**Task to complete**
Using the material below, copy every line where "JSON" appears.

**Listed records**
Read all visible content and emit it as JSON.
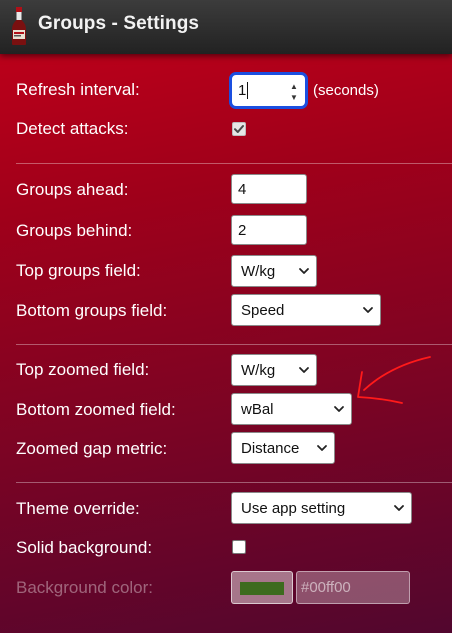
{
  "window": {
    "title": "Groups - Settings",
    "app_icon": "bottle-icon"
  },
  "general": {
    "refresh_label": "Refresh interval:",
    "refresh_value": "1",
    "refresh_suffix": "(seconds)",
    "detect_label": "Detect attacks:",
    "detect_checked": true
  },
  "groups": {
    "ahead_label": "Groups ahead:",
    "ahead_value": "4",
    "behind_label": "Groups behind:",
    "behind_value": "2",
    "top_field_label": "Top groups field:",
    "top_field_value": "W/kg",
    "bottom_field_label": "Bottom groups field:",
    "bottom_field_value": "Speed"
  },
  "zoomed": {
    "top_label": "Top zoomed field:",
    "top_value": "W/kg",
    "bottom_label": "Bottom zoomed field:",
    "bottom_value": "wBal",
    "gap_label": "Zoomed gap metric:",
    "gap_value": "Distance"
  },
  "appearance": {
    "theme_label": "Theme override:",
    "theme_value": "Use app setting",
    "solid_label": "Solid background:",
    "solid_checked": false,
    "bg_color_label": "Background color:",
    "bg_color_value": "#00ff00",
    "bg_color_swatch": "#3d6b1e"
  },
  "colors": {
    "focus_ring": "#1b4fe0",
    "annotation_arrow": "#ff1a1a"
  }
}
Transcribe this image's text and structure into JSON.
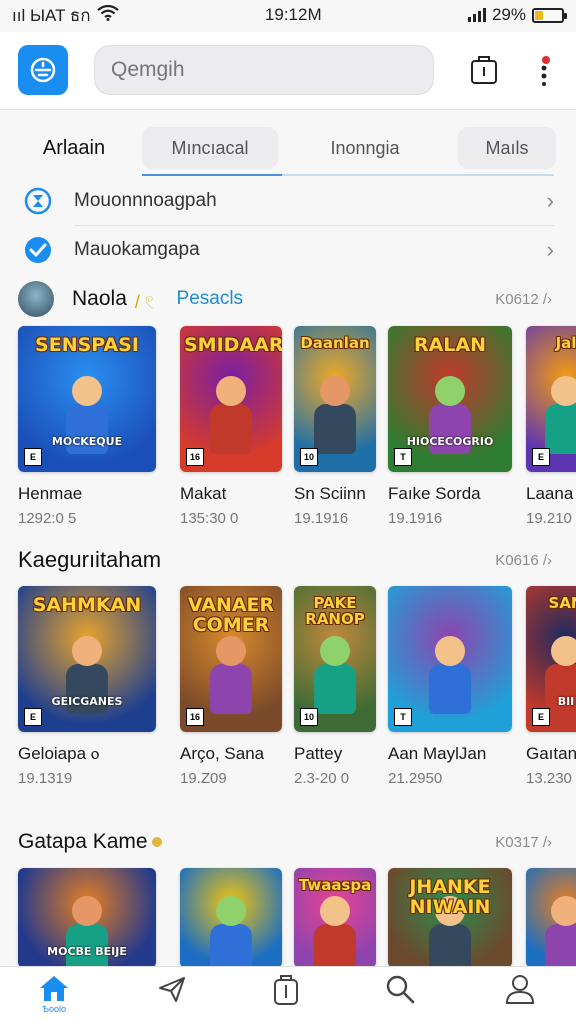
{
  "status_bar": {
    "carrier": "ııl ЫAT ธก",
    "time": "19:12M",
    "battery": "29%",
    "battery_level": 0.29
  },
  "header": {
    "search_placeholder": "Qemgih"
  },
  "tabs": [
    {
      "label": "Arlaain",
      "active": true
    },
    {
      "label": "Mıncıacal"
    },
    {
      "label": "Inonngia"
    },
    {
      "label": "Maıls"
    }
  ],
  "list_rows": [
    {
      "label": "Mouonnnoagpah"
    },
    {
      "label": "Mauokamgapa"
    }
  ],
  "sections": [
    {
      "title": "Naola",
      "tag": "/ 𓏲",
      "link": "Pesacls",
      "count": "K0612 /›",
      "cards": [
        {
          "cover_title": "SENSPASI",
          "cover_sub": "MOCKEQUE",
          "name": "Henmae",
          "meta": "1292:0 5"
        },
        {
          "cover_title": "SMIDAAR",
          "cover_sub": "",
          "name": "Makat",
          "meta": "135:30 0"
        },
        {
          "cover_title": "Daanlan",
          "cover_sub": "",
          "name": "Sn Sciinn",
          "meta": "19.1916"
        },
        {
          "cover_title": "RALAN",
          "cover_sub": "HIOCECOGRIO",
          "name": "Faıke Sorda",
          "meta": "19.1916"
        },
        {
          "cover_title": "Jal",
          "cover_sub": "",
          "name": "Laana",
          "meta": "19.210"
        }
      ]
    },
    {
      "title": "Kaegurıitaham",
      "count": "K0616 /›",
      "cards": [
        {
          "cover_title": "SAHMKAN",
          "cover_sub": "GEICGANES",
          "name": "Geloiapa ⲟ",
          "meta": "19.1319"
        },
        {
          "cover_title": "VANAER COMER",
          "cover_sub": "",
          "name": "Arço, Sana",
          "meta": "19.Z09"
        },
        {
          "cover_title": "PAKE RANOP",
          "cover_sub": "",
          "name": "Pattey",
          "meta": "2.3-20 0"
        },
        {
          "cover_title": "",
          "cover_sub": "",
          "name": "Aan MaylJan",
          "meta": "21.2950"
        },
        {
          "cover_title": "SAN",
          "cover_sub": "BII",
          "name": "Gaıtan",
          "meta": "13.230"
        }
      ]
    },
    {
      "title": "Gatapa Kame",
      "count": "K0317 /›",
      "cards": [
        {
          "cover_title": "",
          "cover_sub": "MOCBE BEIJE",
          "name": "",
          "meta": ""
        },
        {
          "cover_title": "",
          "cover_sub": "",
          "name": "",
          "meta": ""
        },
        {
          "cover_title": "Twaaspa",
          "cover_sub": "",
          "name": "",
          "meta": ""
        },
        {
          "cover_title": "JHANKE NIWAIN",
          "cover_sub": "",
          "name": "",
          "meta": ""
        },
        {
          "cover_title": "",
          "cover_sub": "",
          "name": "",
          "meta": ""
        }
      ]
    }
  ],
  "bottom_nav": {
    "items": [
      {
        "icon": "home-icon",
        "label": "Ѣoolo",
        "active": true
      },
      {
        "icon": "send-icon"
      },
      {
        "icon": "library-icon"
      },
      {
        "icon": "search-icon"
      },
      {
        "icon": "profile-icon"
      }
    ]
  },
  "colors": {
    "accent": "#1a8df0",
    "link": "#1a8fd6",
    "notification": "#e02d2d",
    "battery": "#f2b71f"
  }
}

--

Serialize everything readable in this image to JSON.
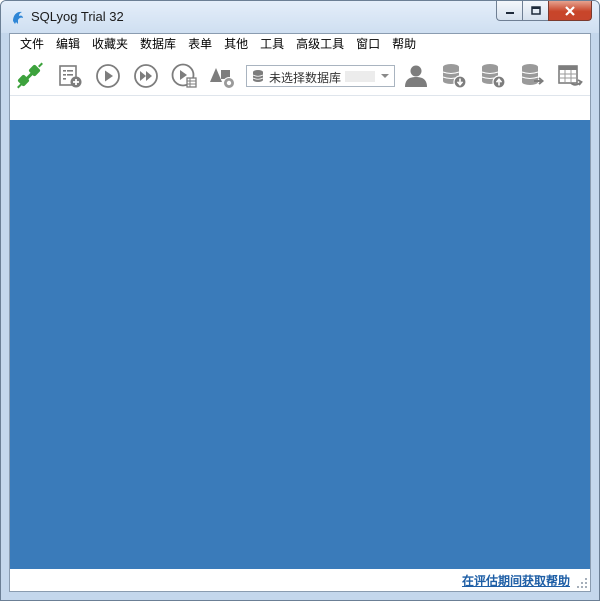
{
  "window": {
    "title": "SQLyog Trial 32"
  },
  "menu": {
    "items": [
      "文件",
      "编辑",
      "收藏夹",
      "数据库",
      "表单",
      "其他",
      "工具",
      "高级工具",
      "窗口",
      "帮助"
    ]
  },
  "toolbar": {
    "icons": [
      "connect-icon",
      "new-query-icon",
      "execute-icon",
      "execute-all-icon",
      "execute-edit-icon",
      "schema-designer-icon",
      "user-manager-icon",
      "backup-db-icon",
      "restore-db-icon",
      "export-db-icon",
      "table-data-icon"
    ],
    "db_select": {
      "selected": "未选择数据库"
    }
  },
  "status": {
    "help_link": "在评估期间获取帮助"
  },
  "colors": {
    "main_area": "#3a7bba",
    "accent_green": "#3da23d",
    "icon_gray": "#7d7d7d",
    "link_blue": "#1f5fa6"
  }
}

**Expected answer**
Read all visible content and emit it as JSON.
Transcribe this image's text and structure into JSON.
Serialize everything readable in this image to JSON.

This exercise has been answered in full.